§ **Stored dataset items**:
*****
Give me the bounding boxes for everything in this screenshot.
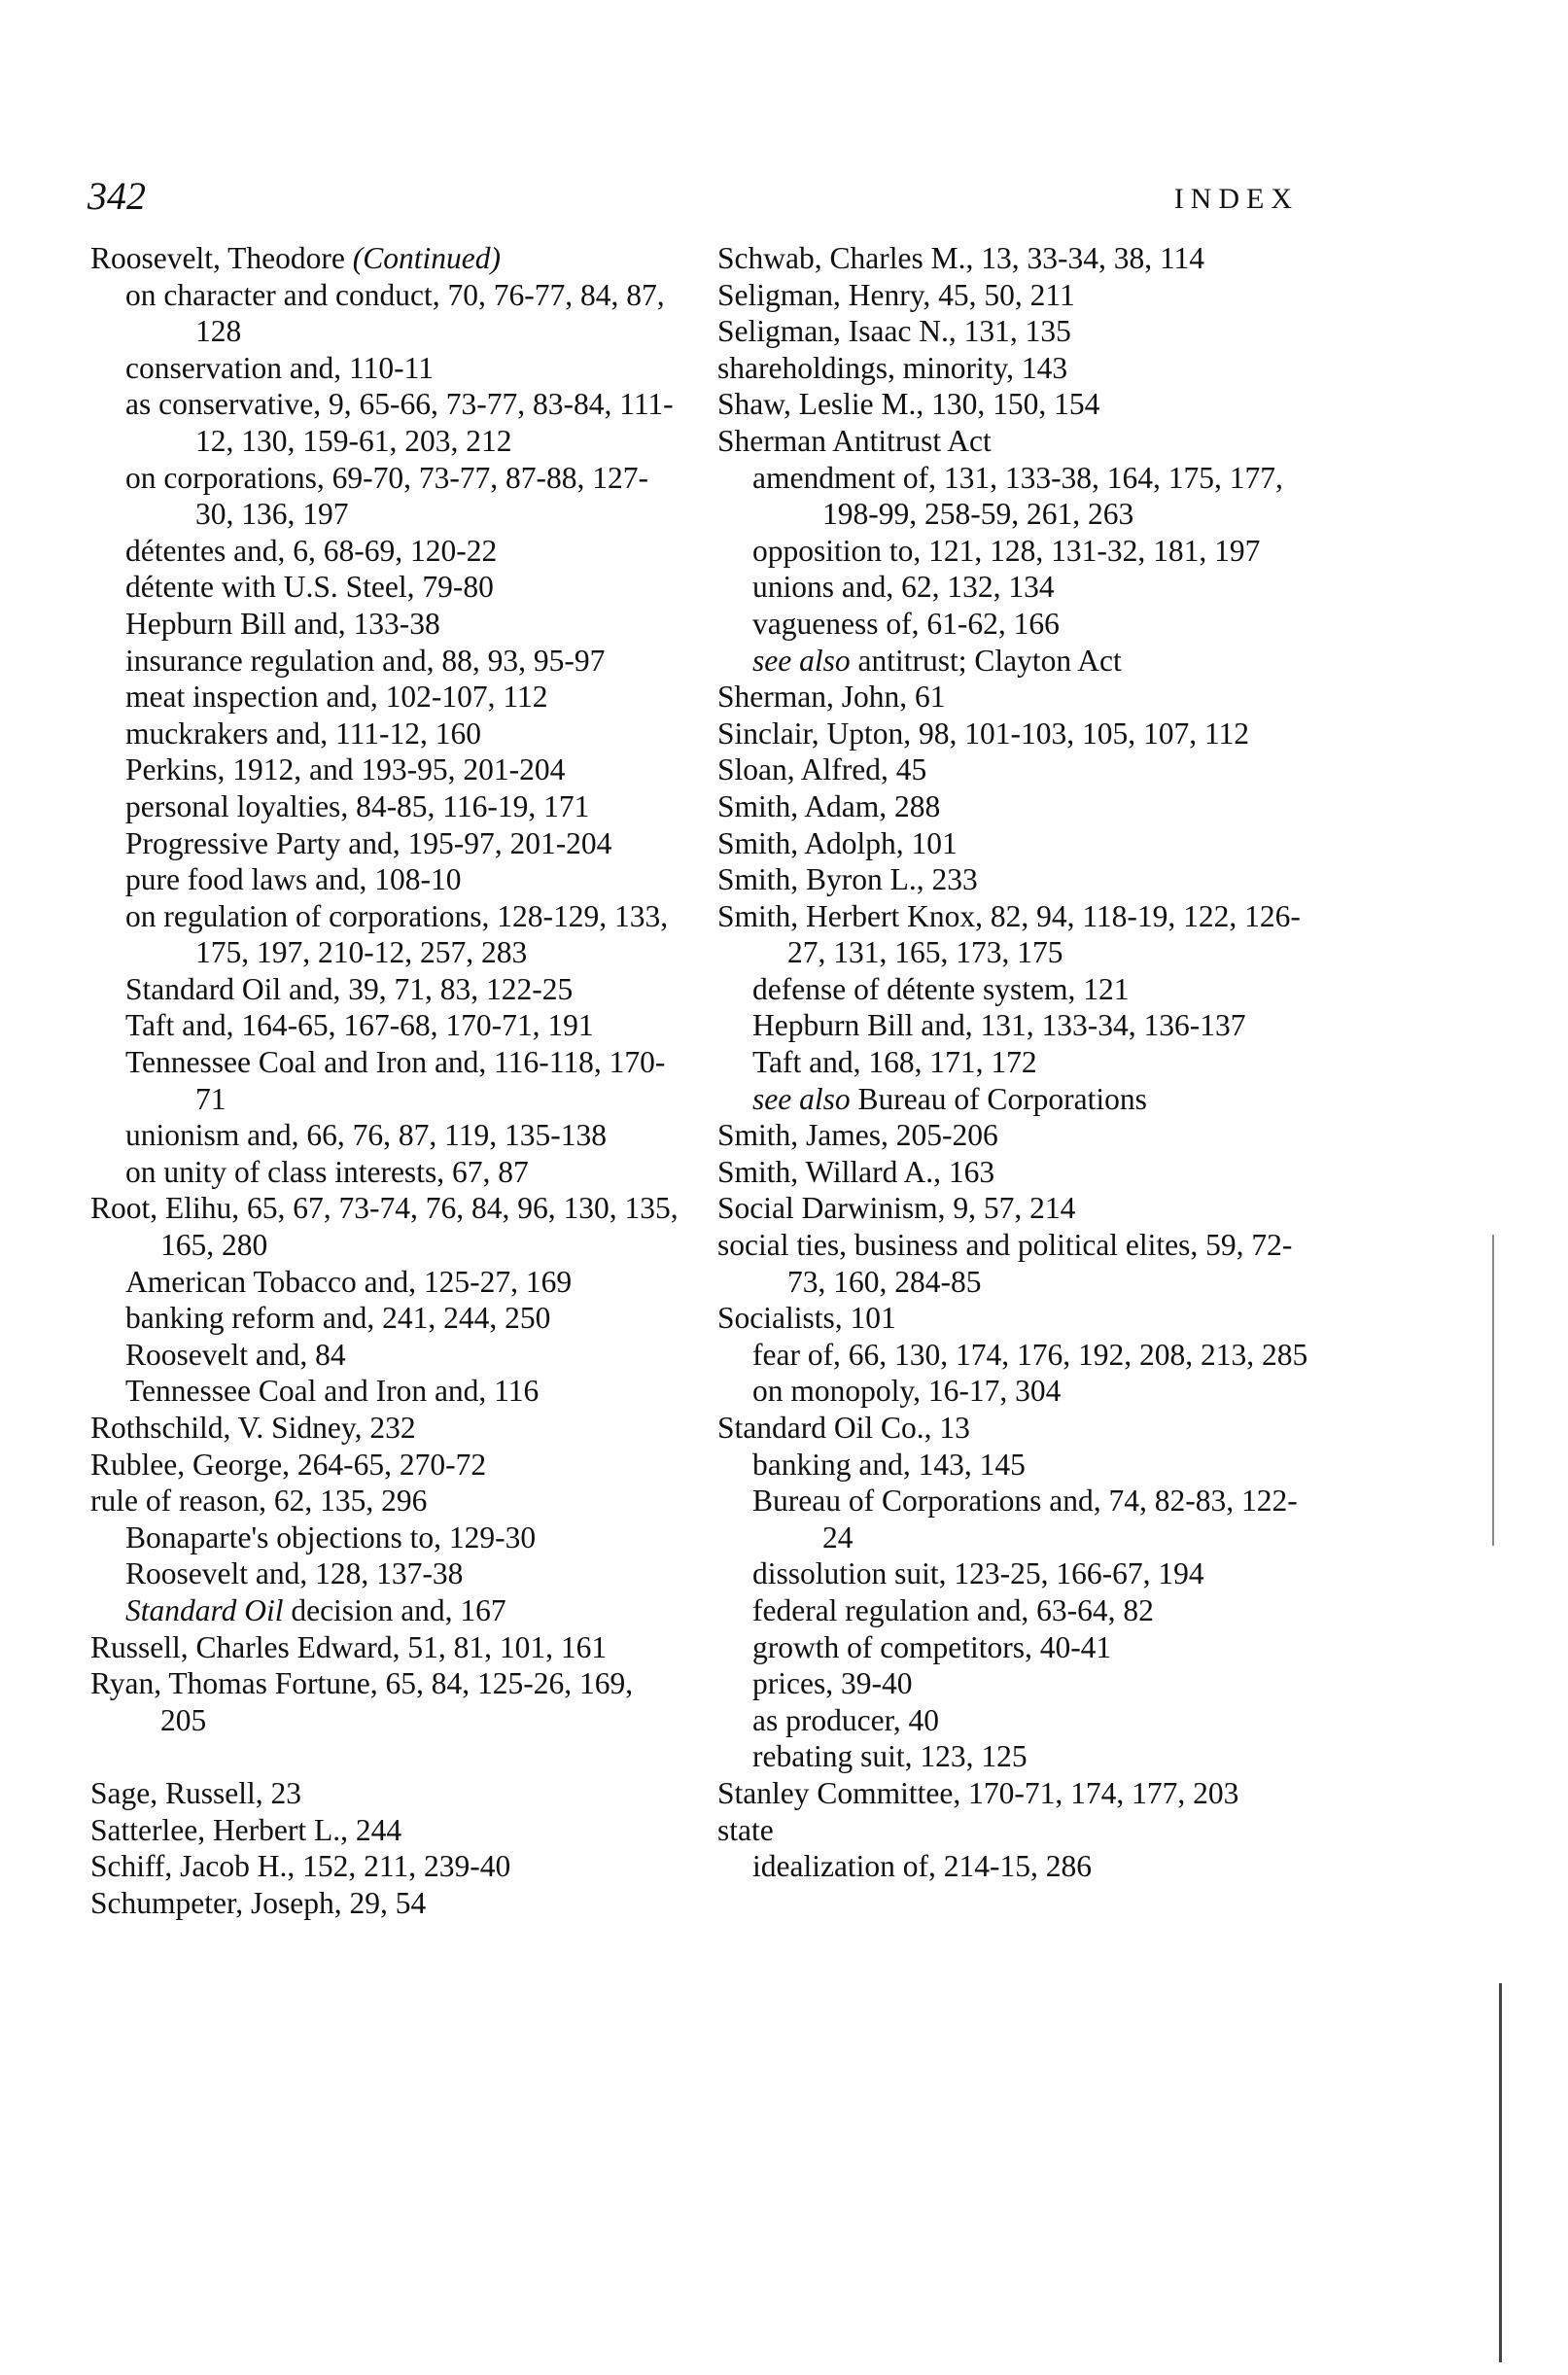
entry-text: Social Darwinism, 9, 57, 214 <box>717 1191 1076 1226</box>
index-subentry <box>90 606 685 643</box>
index-subentry <box>90 350 685 387</box>
entry-text: Smith, Adolph, 101 <box>717 825 958 860</box>
index-subentry <box>717 1738 1312 1775</box>
entry-text: Taft and, 164-65, 167-68, 170-71, 191 <box>125 1008 594 1043</box>
entry-text: Perkins, 1912, and 193-95, 201-204 <box>125 752 566 787</box>
index-main-entry <box>90 1885 685 1922</box>
index-main-entry <box>90 1665 685 1738</box>
page-edge-mark <box>1499 1983 1502 2362</box>
entry-text: Hepburn Bill and, 133-38 <box>125 606 440 641</box>
entry-text: dissolution suit, 123-25, 166-67, 194 <box>752 1556 1204 1591</box>
index-subentry <box>717 460 1312 533</box>
index-subentry <box>717 533 1312 570</box>
page-number: 342 <box>87 174 146 218</box>
index-main-entry <box>717 1410 1312 1447</box>
entry-text: Satterlee, Herbert L., 244 <box>90 1812 402 1847</box>
index-subentry <box>717 1044 1312 1081</box>
entry-italic-suffix: (Continued) <box>352 241 501 275</box>
index-main-entry <box>90 1483 685 1519</box>
index-subentry <box>90 679 685 716</box>
index-main-entry <box>717 898 1312 971</box>
entry-text: Schumpeter, Joseph, 29, 54 <box>90 1885 427 1920</box>
entry-text: Sloan, Alfred, 45 <box>717 752 927 787</box>
index-subentry <box>90 643 685 680</box>
index-main-entry <box>90 1812 685 1849</box>
index-main-entry <box>90 1629 685 1666</box>
running-head: INDEX <box>1173 183 1299 215</box>
entry-text: unionism and, 66, 76, 87, 119, 135-138 <box>125 1118 607 1153</box>
index-subentry <box>90 569 685 606</box>
index-subentry <box>90 825 685 862</box>
index-subentry <box>717 1665 1312 1702</box>
entry-text: Bureau of Corporations <box>850 1081 1147 1116</box>
entry-text: antitrust; Clayton Act <box>850 643 1122 678</box>
entry-text: rule of reason, 62, 135, 296 <box>90 1484 428 1519</box>
index-subentry <box>90 1555 685 1592</box>
entry-text: Shaw, Leslie M., 130, 150, 154 <box>717 387 1100 422</box>
entry-text: as conservative, 9, 65-66, 73-77, 83-84, 111-12, 130, 159-61, 203, 212 <box>125 387 674 458</box>
index-main-entry <box>717 350 1312 387</box>
index-subentry <box>90 898 685 971</box>
entry-text: state <box>717 1812 774 1847</box>
entry-text: Standard Oil Co., 13 <box>717 1411 970 1445</box>
index-subentry <box>717 1592 1312 1629</box>
index-subentry <box>90 1300 685 1337</box>
entry-text: on regulation of corporations, 128-129, 133, 175, 197, 210-12, 257, 283 <box>125 898 669 970</box>
entry-text: Progressive Party and, 195-97, 201-204 <box>125 825 612 860</box>
index-subentry <box>717 1007 1312 1044</box>
index-main-entry <box>717 1300 1312 1337</box>
index-subentry <box>717 1447 1312 1484</box>
index-main-entry <box>717 1154 1312 1191</box>
entry-text: muckrakers and, 111-12, 160 <box>125 716 481 751</box>
index-subentry <box>90 277 685 350</box>
entry-text: Tennessee Coal and Iron and, 116-118, 170-71 <box>125 1045 666 1116</box>
index-main-entry <box>90 1410 685 1447</box>
page-edge-mark <box>1492 1235 1494 1546</box>
entry-text: idealization of, 214-15, 286 <box>752 1849 1093 1884</box>
index-subentry <box>90 386 685 459</box>
entry-text: Stanley Committee, 170-71, 174, 177, 203 <box>717 1775 1239 1810</box>
index-main-entry <box>90 240 685 277</box>
index-main-entry <box>717 861 1312 898</box>
index-subentry <box>90 533 685 570</box>
index-subentry <box>717 1848 1312 1885</box>
index-subentry <box>90 1519 685 1556</box>
index-main-entry <box>717 716 1312 752</box>
entry-italic-prefix: Standard Oil <box>125 1592 284 1627</box>
entry-text: Rublee, George, 264-65, 270-72 <box>90 1447 487 1482</box>
index-main-entry <box>717 277 1312 314</box>
index-main-entry <box>717 1190 1312 1227</box>
entry-text: pure food laws and, 108-10 <box>125 862 462 897</box>
entry-text: Ryan, Thomas Fortune, 65, 84, 125-26, 169, 205 <box>90 1666 634 1737</box>
entry-text: Schiff, Jacob H., 152, 211, 239-40 <box>90 1849 511 1884</box>
entry-italic-prefix: see also <box>752 1081 851 1116</box>
index-main-entry <box>90 1848 685 1885</box>
entry-text: social ties, business and political elites, 59, 72-73, 160, 284-85 <box>717 1228 1293 1299</box>
index-subentry <box>90 1044 685 1117</box>
index-subentry <box>717 1555 1312 1592</box>
entry-text: vagueness of, 61-62, 166 <box>752 606 1060 641</box>
entry-text: fear of, 66, 130, 174, 176, 192, 208, 213, 285 <box>752 1337 1308 1372</box>
entry-text: banking and, 143, 145 <box>752 1447 1026 1482</box>
index-main-entry <box>717 313 1312 350</box>
entry-text: personal loyalties, 84-85, 116-19, 171 <box>125 788 590 823</box>
entry-text: federal regulation and, 63-64, 82 <box>752 1592 1154 1627</box>
index-subentry <box>717 971 1312 1008</box>
entry-text: banking reform and, 241, 244, 250 <box>125 1301 551 1336</box>
index-main-entry <box>717 751 1312 788</box>
entry-italic-prefix: see also <box>752 643 851 678</box>
index-subentry <box>90 751 685 788</box>
entry-text: Socialists, 101 <box>717 1301 896 1336</box>
index-main-entry <box>717 423 1312 460</box>
index-subentry <box>90 460 685 533</box>
entry-text: rebating suit, 123, 125 <box>752 1739 1028 1774</box>
index-main-entry <box>717 679 1312 716</box>
entry-text: détentes and, 6, 68-69, 120-22 <box>125 533 498 568</box>
index-main-entry <box>717 825 1312 862</box>
entry-text: conservation and, 110-11 <box>125 350 434 385</box>
entry-text: insurance regulation and, 88, 93, 95-97 <box>125 643 606 678</box>
entry-text: Root, Elihu, 65, 67, 73-74, 76, 84, 96, 130, 135, 165, 280 <box>90 1191 679 1263</box>
index-main-entry <box>717 788 1312 825</box>
entry-text: amendment of, 131, 133-38, 164, 175, 177, 198-99, 258-59, 261, 263 <box>752 460 1283 532</box>
index-subentry <box>717 1337 1312 1374</box>
entry-text: unions and, 62, 132, 134 <box>752 570 1055 605</box>
entry-text: Bonaparte's objections to, 129-30 <box>125 1519 537 1554</box>
index-subentry <box>717 606 1312 643</box>
index-main-entry <box>717 1775 1312 1812</box>
entry-text: opposition to, 121, 128, 131-32, 181, 197 <box>752 533 1261 568</box>
index-main-entry <box>717 1117 1312 1154</box>
index-main-entry <box>90 1447 685 1484</box>
entry-text: Taft and, 168, 171, 172 <box>752 1045 1037 1080</box>
index-column-left <box>90 240 685 1921</box>
entry-text: Standard Oil and, 39, 71, 83, 122-25 <box>125 971 574 1006</box>
index-main-entry <box>717 386 1312 423</box>
index-subentry <box>717 569 1312 606</box>
entry-text: American Tobacco and, 125-27, 169 <box>125 1264 573 1299</box>
entry-text: growth of competitors, 40-41 <box>752 1629 1112 1664</box>
index-column-right <box>717 240 1312 1885</box>
index-subentry <box>90 1337 685 1374</box>
entry-text: Hepburn Bill and, 131, 133-34, 136-137 <box>752 1008 1246 1043</box>
index-subentry <box>90 1373 685 1410</box>
index-subentry <box>717 643 1312 680</box>
entry-text: Seligman, Isaac N., 131, 135 <box>717 314 1071 349</box>
entry-text: defense of détente system, 121 <box>752 971 1130 1006</box>
entry-text: Tennessee Coal and Iron and, 116 <box>125 1374 540 1409</box>
entry-text: Roosevelt, Theodore <box>90 241 345 275</box>
entry-text: on character and conduct, 70, 76-77, 84, 87, 128 <box>125 277 665 349</box>
entry-text: Sinclair, Upton, 98, 101-103, 105, 107, 112 <box>717 716 1250 751</box>
entry-text: Roosevelt and, 84 <box>125 1337 346 1372</box>
entry-text: on monopoly, 16-17, 304 <box>752 1374 1062 1409</box>
entry-text: Russell, Charles Edward, 51, 81, 101, 161 <box>90 1629 608 1664</box>
entry-text: Sage, Russell, 23 <box>90 1775 301 1810</box>
entry-text: Smith, Willard A., 163 <box>717 1154 995 1189</box>
entry-text: meat inspection and, 102-107, 112 <box>125 680 548 715</box>
entry-text: decision and, 167 <box>283 1592 506 1627</box>
index-main-entry <box>717 1227 1312 1300</box>
entry-text: Smith, Herbert Knox, 82, 94, 118-19, 122, 126-27, 131, 165, 173, 175 <box>717 898 1301 970</box>
entry-text: Smith, James, 205-206 <box>717 1118 998 1153</box>
entry-text: shareholdings, minority, 143 <box>717 350 1068 385</box>
entry-text: détente with U.S. Steel, 79-80 <box>125 570 494 605</box>
entry-text: Roosevelt and, 128, 137-38 <box>125 1556 464 1591</box>
index-main-entry <box>717 1812 1312 1849</box>
index-section-spacer <box>90 1738 685 1775</box>
index-subentry <box>717 1373 1312 1410</box>
entry-text: Seligman, Henry, 45, 50, 211 <box>717 277 1075 312</box>
entry-text: Sherman Antitrust Act <box>717 423 992 458</box>
index-subentry <box>717 1483 1312 1555</box>
index-subentry <box>717 1702 1312 1739</box>
entry-text: Bureau of Corporations and, 74, 82-83, 122-24 <box>752 1484 1298 1554</box>
entry-text: Rothschild, V. Sidney, 232 <box>90 1411 416 1445</box>
entry-text: on corporations, 69-70, 73-77, 87-88, 127-30, 136, 197 <box>125 460 649 532</box>
index-subentry <box>90 1592 685 1629</box>
index-subentry <box>90 861 685 898</box>
index-main-entry <box>90 1190 685 1263</box>
entry-text: Schwab, Charles M., 13, 33-34, 38, 114 <box>717 241 1205 275</box>
index-main-entry <box>90 1775 685 1812</box>
index-main-entry <box>717 240 1312 277</box>
entry-text: Smith, Byron L., 233 <box>717 862 978 897</box>
index-subentry <box>717 1629 1312 1666</box>
index-subentry <box>90 716 685 752</box>
entry-text: on unity of class interests, 67, 87 <box>125 1154 529 1189</box>
index-subentry <box>717 1081 1312 1118</box>
index-subentry <box>90 1007 685 1044</box>
entry-text: prices, 39-40 <box>752 1666 913 1701</box>
index-subentry <box>90 1154 685 1191</box>
entry-text: Sherman, John, 61 <box>717 680 946 715</box>
index-subentry <box>90 1117 685 1154</box>
index-subentry <box>90 788 685 825</box>
index-subentry <box>90 1264 685 1301</box>
entry-text: as producer, 40 <box>752 1702 940 1737</box>
index-subentry <box>90 971 685 1008</box>
entry-text: Smith, Adam, 288 <box>717 788 941 823</box>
*****
§ **Task**: Can you rewrite the items from the line with "entry-text: Social Darwinism, 9, 57, 214" up to and including the line with "entry-text: Taft and, 164-65, 167-68, 170-71, 191", renaming "index-subentry" to "index-secondary-entry" and leaving everything else unchanged?

§ **Task answer**:
entry-text: Social Darwinism, 9, 57, 214 <box>717 1191 1076 1226</box>
index-secondary-entry <box>90 606 685 643</box>
index-secondary-entry <box>90 350 685 387</box>
entry-text: Smith, Adolph, 101 <box>717 825 958 860</box>
index-secondary-entry <box>717 1738 1312 1775</box>
entry-text: Taft and, 164-65, 167-68, 170-71, 191 <box>125 1008 594 1043</box>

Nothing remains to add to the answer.